> LIST OF TASKS:
**a)** Answer these from the passage on poverty measurement in India:
(i) What share of people in India did the Tendulkar Committee's method estimate as poor in 2004–05?
(ii) In the Tenth Five-Year Plan survey, how many parameters was rural BPL based on?
(iii) What range of scores did those parameters use?
**b)** Print the passage on poverty measurement in India from "There were debates" to "for migrations, etc.".
**c)** Write what comes next in the passage on poverty measurement in India, starting right after its last sentence.

> TEXT PROVIDED:
|---|

There were debates around the comparability of the 1999-2000 NSS data with the 2004-05 data, especially for the rural areas. Data showed a decline in poverty from 36% to 28%, but higher poverty rates in certain areas. Different groups proposed different methods of measuring poverty, but the Planning Commission chose the Tendulkar Committee's method that "updated the expenditure basket and revised the poverty line and consequently estimated the percentage of poor people in India at 37% or 435 million in 2004–05.[6]

In its Tenth Five-Year Plan (2002–2007) survey, BPL for rural areas was based on the degree of deprivation in respect of 13 parameters, with scores from 0–4: landholding, type of house, clothing, food security, sanitation, consumer durables, literacy status, labour force, means of livelihood, status of children, type of indebtedness, reasons for migrations, etc.

|---|

> RECORD LIST:
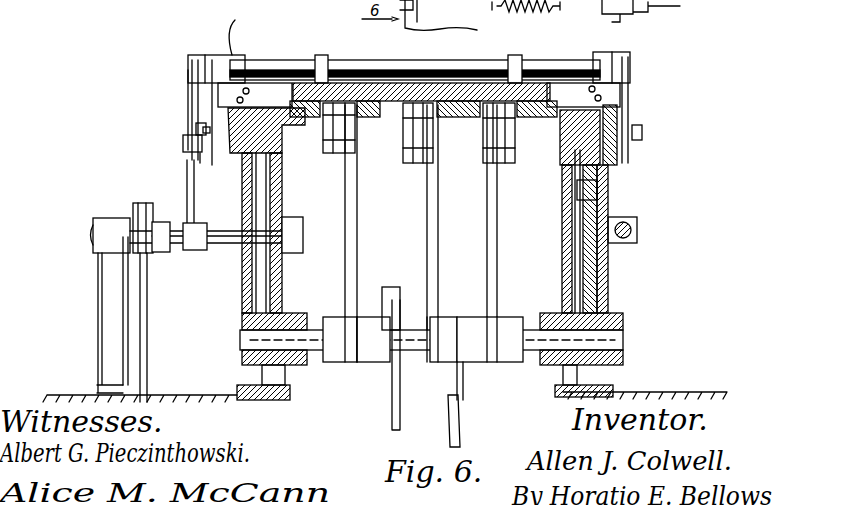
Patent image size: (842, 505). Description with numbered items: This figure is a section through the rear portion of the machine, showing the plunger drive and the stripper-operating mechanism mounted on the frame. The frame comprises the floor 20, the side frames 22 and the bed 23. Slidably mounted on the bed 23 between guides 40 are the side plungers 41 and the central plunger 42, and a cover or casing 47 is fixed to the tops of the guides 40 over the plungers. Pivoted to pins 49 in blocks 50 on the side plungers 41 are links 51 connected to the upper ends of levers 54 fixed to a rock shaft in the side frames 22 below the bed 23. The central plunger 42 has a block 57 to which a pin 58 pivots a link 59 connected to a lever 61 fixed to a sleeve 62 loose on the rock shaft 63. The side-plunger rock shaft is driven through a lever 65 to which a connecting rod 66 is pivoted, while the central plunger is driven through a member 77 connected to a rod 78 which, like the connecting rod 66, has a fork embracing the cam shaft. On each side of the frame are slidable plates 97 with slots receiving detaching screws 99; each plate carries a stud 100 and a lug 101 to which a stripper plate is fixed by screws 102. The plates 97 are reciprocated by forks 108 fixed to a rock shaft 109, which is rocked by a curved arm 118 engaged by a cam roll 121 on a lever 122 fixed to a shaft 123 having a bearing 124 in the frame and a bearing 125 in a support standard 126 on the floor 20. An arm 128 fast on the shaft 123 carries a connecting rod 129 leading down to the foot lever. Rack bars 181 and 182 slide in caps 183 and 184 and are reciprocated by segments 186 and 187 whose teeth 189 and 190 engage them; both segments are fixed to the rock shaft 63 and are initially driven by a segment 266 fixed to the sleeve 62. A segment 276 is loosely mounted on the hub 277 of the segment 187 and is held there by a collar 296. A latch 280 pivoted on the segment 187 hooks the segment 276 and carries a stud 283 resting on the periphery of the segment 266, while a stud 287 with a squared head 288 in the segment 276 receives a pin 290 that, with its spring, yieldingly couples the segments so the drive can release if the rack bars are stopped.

The floor 20 is at (698, 392).
The side frames 22 is at (290, 382).
The bed 23 is at (463, 118).
The guides 40 is at (300, 62).
The side plungers 41 is at (335, 90).
The central plunger 42 is at (430, 88).
The cover or casing 47 is at (458, 88).
The pins 49 is at (352, 145).
The blocks 50 is at (330, 118).
The links 51 is at (340, 165).
The levers 54 is at (357, 222).
The block 57 is at (430, 130).
The pin 58 is at (405, 140).
The link 59 is at (413, 165).
The lever 61 is at (438, 238).
The sleeve 62 is at (500, 313).
The rock shaft 63 is at (623, 336).
The lever 65 is at (463, 384).
The connecting rod 66 is at (460, 430).
The arm 77 is at (388, 300).
The rod 78 is at (392, 404).
The slidable plates 97 is at (210, 118).
The detaching screws 99 is at (612, 85).
The studs 100 is at (190, 124).
The lug 101 is at (225, 55).
The screws 102 is at (240, 98).
The forks 108 is at (212, 118).
The rock shaft 109 is at (248, 29).
The curved arm 118 is at (188, 110).
The cam roll 121 is at (183, 143).
The lever 122 is at (187, 180).
The shaft 123 is at (230, 243).
The bearing 124 is at (295, 228).
The bearing 125 is at (105, 218).
The support standard 126 is at (112, 316).
The arm 128 is at (158, 252).
The connecting rod 129 is at (147, 320).
The rack bar 181 is at (262, 125).
The rack bar 182 is at (612, 160).
The cap 183 is at (205, 160).
The cap 184 is at (600, 170).
The segment 186 is at (246, 290).
The segment 187 is at (603, 180).
The teeth 189 is at (236, 160).
The teeth 190 is at (508, 152).
The segment 266 is at (578, 249).
The segment 276 is at (608, 288).
The hub 277 is at (623, 318).
The latch 280 is at (600, 190).
The stud 283 is at (497, 208).
The stud 287 is at (560, 228).
The squared head 288 is at (640, 240).
The pin 290 is at (627, 233).
The collar 296 is at (623, 366).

|---|

> FINAL ANSWERS:
**a)**
(i) 37%, or 435 million people
(ii) 13
(iii) 0–4

**b)**
There were debates around the comparability of the 1999-2000 NSS data with the 2004-05 data, especially for the rural areas. Data showed a decline in poverty from 36% to 28%, but higher poverty rates in certain areas. Different groups proposed different methods of measuring poverty, but the Planning Commission chose the Tendulkar Committee's method that "updated the expenditure basket and revised the poverty line and consequently estimated the percentage of poor people in India at 37% or 435 million in 2004–05.[6]

In its Tenth Five-Year Plan (2002–2007) survey, BPL for rural areas was based on the degree of deprivation in respect of 13 parameters, with scores from 0–4: landholding, type of house, clothing, food security, sanitation, consumer durables, literacy status, labour force, means of livelihood, status of children, type of indebtedness, reasons for migrations, etc.

**c)**
The Planning Commission fixed an upper limit of 326,000 for rural BPL families on the basis of a simple survey. Accordingly, families having less than 15 marks out of maximum 52 marks have been classified as BPL and their number works out to 318,000. The survey was carried out in 2002 and thereafter but could not be finalised due to a stay issued by the Supreme Court of India. The stay was vacated in February 2006 and this survey was finalised and adopted in September 2006. This survey formed the basis for benefits under Indian government schemes. The state governments are free to adopt any criteria/survey for state-level schemes.[4]

In its Tenth Five-Year Plan BPL for urban areas was based on degree of deprivation in respect of seven parameters: roof, floor, water, sanitation, education level, type of employment, and status of children in a house. A total of 125,000 upper families were identified as BPL in urban area in 2004. It has been implemented since then.[4]

Those spending over Rs 32 a day in rural areas and Rs 47 in towns and cities should not be considered poor, an expert panel headed by former RBI governor C Rangarajan said in a report submitted to the BJP. The recommendation has only raised the bar marginally.[citation needed]

Based on the Suresh Tendulkar panel's recommendations in 2011–12, the poverty line had been fixed at Rs 27 in rural areas and Rs 33 in urban areas, levels at which getting two meals may be difficult.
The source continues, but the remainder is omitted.